WORK REQUIRED | Keep the pictures out of the copy and print all the entries below exactly.

INFORMATION GIVEN |
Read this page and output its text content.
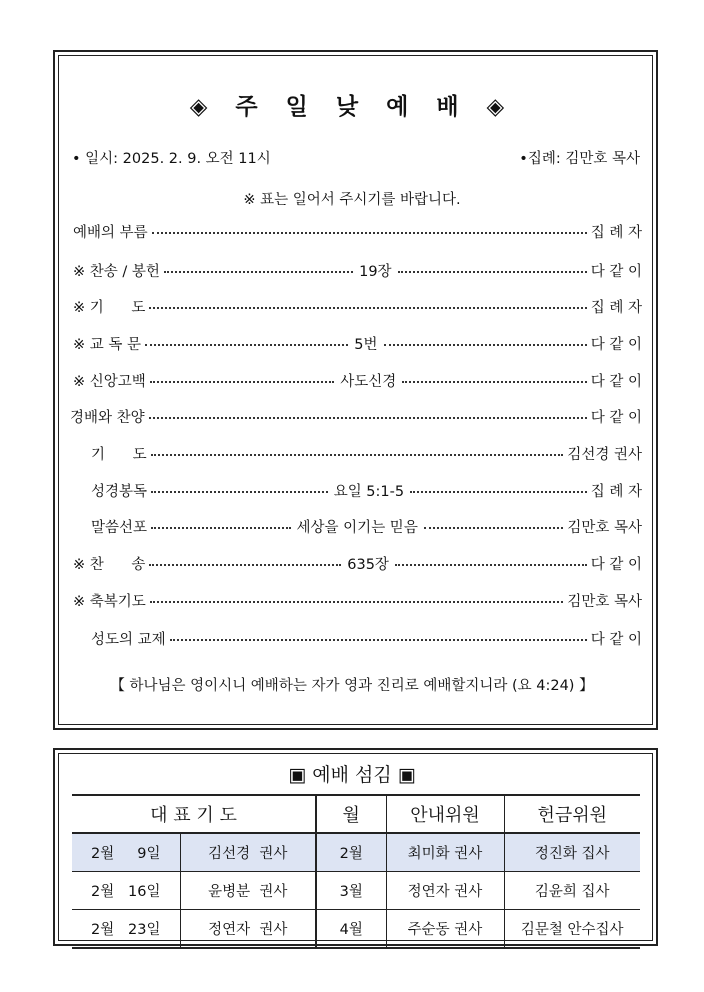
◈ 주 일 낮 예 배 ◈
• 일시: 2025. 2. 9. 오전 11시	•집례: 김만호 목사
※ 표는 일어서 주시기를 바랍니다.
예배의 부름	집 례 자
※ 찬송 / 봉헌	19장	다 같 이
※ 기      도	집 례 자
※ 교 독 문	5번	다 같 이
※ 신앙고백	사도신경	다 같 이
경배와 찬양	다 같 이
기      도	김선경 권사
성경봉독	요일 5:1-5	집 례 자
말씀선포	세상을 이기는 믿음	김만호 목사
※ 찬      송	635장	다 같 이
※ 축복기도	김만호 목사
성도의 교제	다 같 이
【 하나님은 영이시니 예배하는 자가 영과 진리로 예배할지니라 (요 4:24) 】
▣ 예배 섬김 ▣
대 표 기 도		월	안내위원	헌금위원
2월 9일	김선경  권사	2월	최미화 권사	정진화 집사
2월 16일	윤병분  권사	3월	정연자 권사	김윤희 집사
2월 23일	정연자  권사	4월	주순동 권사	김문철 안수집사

FULL OUTPUT |
Read this page and output its text content.
◈ 주 일 낮 예 배 ◈
• 일시: 2025. 2. 9. 오전 11시	•집례: 김만호 목사
※ 표는 일어서 주시기를 바랍니다.
예배의 부름	집 례 자
※ 찬송 / 봉헌	19장	다 같 이
※ 기      도	집 례 자
※ 교 독 문	5번	다 같 이
※ 신앙고백	사도신경	다 같 이
경배와 찬양	다 같 이
기      도	김선경 권사
성경봉독	요일 5:1-5	집 례 자
말씀선포	세상을 이기는 믿음	김만호 목사
※ 찬      송	635장	다 같 이
※ 축복기도	김만호 목사
성도의 교제	다 같 이
【 하나님은 영이시니 예배하는 자가 영과 진리로 예배할지니라 (요 4:24) 】
▣ 예배 섬김 ▣
대 표 기 도		월	안내위원	헌금위원
2월 9일	김선경  권사	2월	최미화 권사	정진화 집사
2월 16일	윤병분  권사	3월	정연자 권사	김윤희 집사
2월 23일	정연자  권사	4월	주순동 권사	김문철 안수집사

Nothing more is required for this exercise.